### Problem statement
Repeat every entry word for word, but leave the images out of your copy.

### Information shown

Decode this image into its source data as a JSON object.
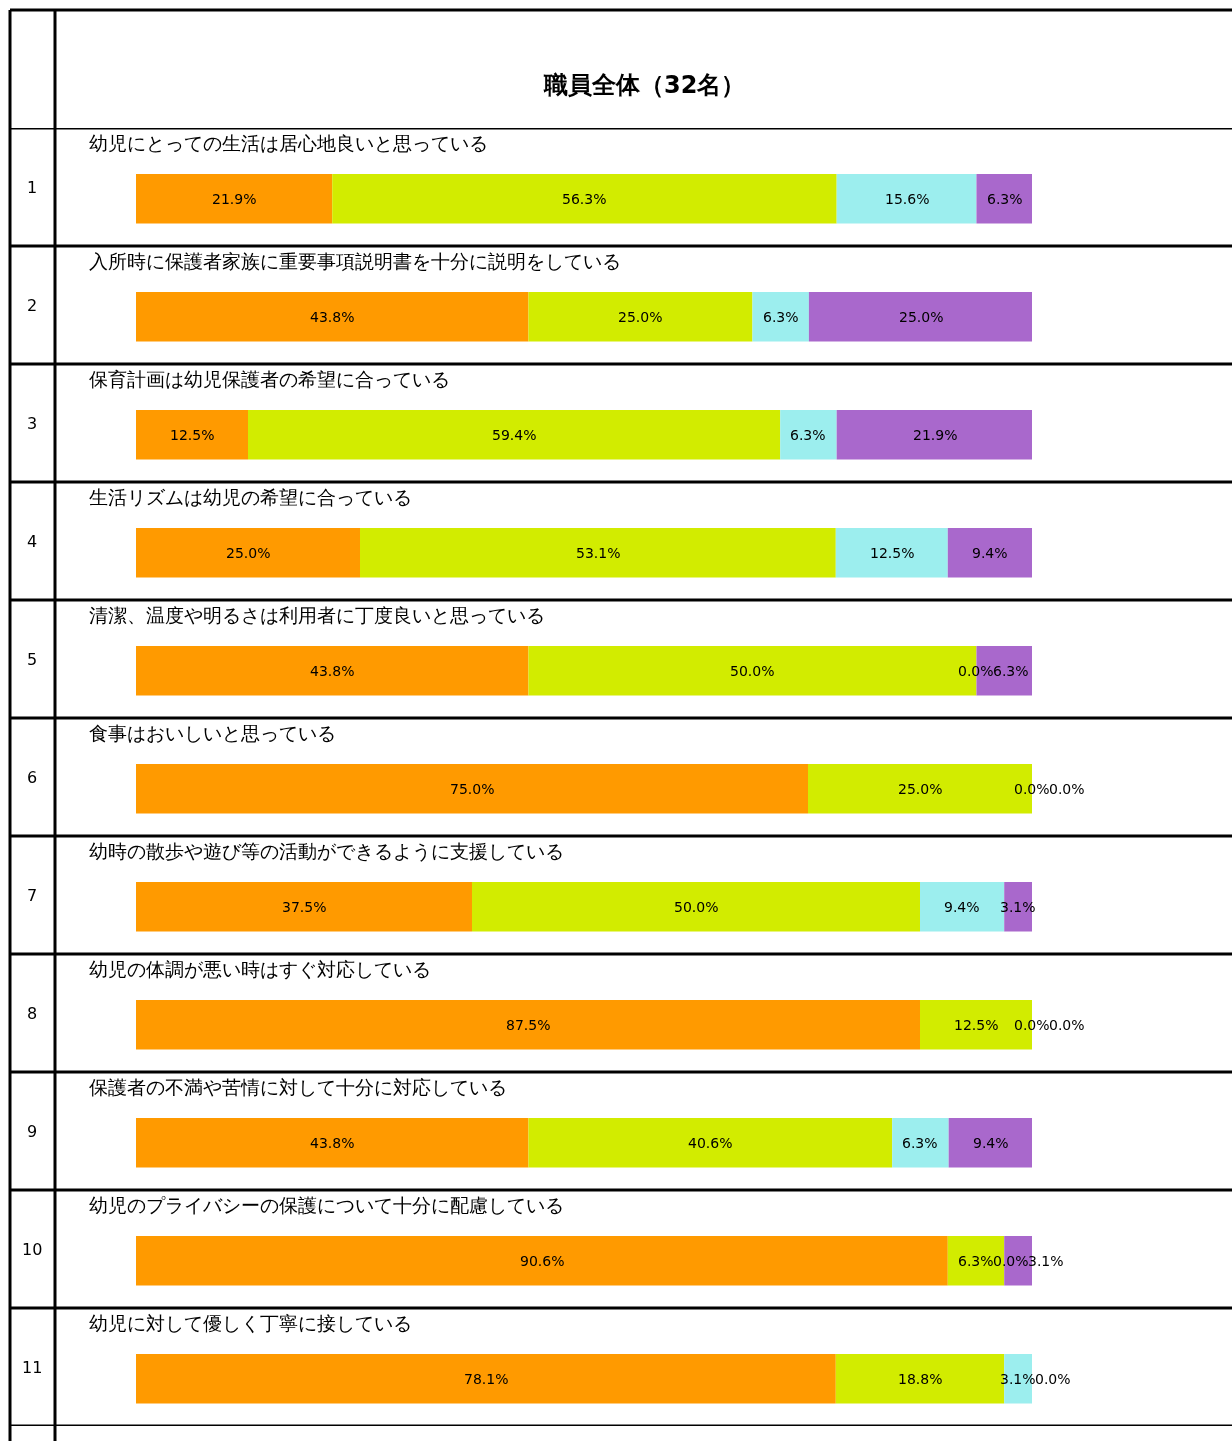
{
  "chart_data": {
    "type": "bar",
    "orientation": "horizontal",
    "stacked": true,
    "title": "職員全体（32名）",
    "categories": [
      "幼児にとっての生活は居心地良いと思っている",
      "入所時に保護者家族に重要事項説明書を十分に説明をしている",
      "保育計画は幼児保護者の希望に合っている",
      "生活リズムは幼児の希望に合っている",
      "清潔、温度や明るさは利用者に丁度良いと思っている",
      "食事はおいしいと思っている",
      "幼時の散歩や遊び等の活動ができるように支援している",
      "幼児の体調が悪い時はすぐ対応している",
      "保護者の不満や苦情に対して十分に対応している",
      "幼児のプライバシーの保護について十分に配慮している",
      "幼児に対して優しく丁寧に接している"
    ],
    "annotations": [
      "1",
      "2",
      "3",
      "4",
      "5",
      "6",
      "7",
      "8",
      "9",
      "10",
      "11"
    ],
    "xlim": [
      0,
      100
    ],
    "tick_labels": false,
    "series": [
      {
        "color": "#ff9a00",
        "values": [
          21.9,
          43.8,
          12.5,
          25.0,
          43.8,
          75.0,
          37.5,
          87.5,
          43.8,
          90.6,
          78.1
        ],
        "value_labels": [
          "21.9%",
          "43.8%",
          "12.5%",
          "25.0%",
          "43.8%",
          "75.0%",
          "37.5%",
          "87.5%",
          "43.8%",
          "90.6%",
          "78.1%"
        ]
      },
      {
        "color": "#d2ec00",
        "values": [
          56.3,
          25.0,
          59.4,
          53.1,
          50.0,
          25.0,
          50.0,
          12.5,
          40.6,
          6.3,
          18.8
        ],
        "value_labels": [
          "56.3%",
          "25.0%",
          "59.4%",
          "53.1%",
          "50.0%",
          "25.0%",
          "50.0%",
          "12.5%",
          "40.6%",
          "6.3%",
          "18.8%"
        ]
      },
      {
        "color": "#9ceeee",
        "values": [
          15.6,
          6.3,
          6.3,
          12.5,
          0.0,
          0.0,
          9.4,
          0.0,
          6.3,
          0.0,
          3.1
        ],
        "value_labels": [
          "15.6%",
          "6.3%",
          "6.3%",
          "12.5%",
          "0.0%",
          "0.0%",
          "9.4%",
          "0.0%",
          "6.3%",
          "0.0%",
          "3.1%"
        ]
      },
      {
        "color": "#a968cc",
        "values": [
          6.3,
          25.0,
          21.9,
          9.4,
          6.3,
          0.0,
          3.1,
          0.0,
          9.4,
          3.1,
          0.0
        ],
        "value_labels": [
          "6.3%",
          "25.0%",
          "21.9%",
          "9.4%",
          "6.3%",
          "0.0%",
          "3.1%",
          "0.0%",
          "9.4%",
          "3.1%",
          "0.0%"
        ]
      }
    ]
  }
}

### Response to this task
Decode this image into its source data as a JSON object.
{
  "chart_data": {
    "type": "bar",
    "orientation": "horizontal",
    "stacked": true,
    "title": "職員全体（32名）",
    "categories": [
      "幼児にとっての生活は居心地良いと思っている",
      "入所時に保護者家族に重要事項説明書を十分に説明をしている",
      "保育計画は幼児保護者の希望に合っている",
      "生活リズムは幼児の希望に合っている",
      "清潔、温度や明るさは利用者に丁度良いと思っている",
      "食事はおいしいと思っている",
      "幼時の散歩や遊び等の活動ができるように支援している",
      "幼児の体調が悪い時はすぐ対応している",
      "保護者の不満や苦情に対して十分に対応している",
      "幼児のプライバシーの保護について十分に配慮している",
      "幼児に対して優しく丁寧に接している"
    ],
    "annotations": [
      "1",
      "2",
      "3",
      "4",
      "5",
      "6",
      "7",
      "8",
      "9",
      "10",
      "11"
    ],
    "xlim": [
      0,
      100
    ],
    "tick_labels": false,
    "series": [
      {
        "color": "#ff9a00",
        "values": [
          21.9,
          43.8,
          12.5,
          25.0,
          43.8,
          75.0,
          37.5,
          87.5,
          43.8,
          90.6,
          78.1
        ],
        "value_labels": [
          "21.9%",
          "43.8%",
          "12.5%",
          "25.0%",
          "43.8%",
          "75.0%",
          "37.5%",
          "87.5%",
          "43.8%",
          "90.6%",
          "78.1%"
        ]
      },
      {
        "color": "#d2ec00",
        "values": [
          56.3,
          25.0,
          59.4,
          53.1,
          50.0,
          25.0,
          50.0,
          12.5,
          40.6,
          6.3,
          18.8
        ],
        "value_labels": [
          "56.3%",
          "25.0%",
          "59.4%",
          "53.1%",
          "50.0%",
          "25.0%",
          "50.0%",
          "12.5%",
          "40.6%",
          "6.3%",
          "18.8%"
        ]
      },
      {
        "color": "#9ceeee",
        "values": [
          15.6,
          6.3,
          6.3,
          12.5,
          0.0,
          0.0,
          9.4,
          0.0,
          6.3,
          0.0,
          3.1
        ],
        "value_labels": [
          "15.6%",
          "6.3%",
          "6.3%",
          "12.5%",
          "0.0%",
          "0.0%",
          "9.4%",
          "0.0%",
          "6.3%",
          "0.0%",
          "3.1%"
        ]
      },
      {
        "color": "#a968cc",
        "values": [
          6.3,
          25.0,
          21.9,
          9.4,
          6.3,
          0.0,
          3.1,
          0.0,
          9.4,
          3.1,
          0.0
        ],
        "value_labels": [
          "6.3%",
          "25.0%",
          "21.9%",
          "9.4%",
          "6.3%",
          "0.0%",
          "3.1%",
          "0.0%",
          "9.4%",
          "3.1%",
          "0.0%"
        ]
      }
    ]
  }
}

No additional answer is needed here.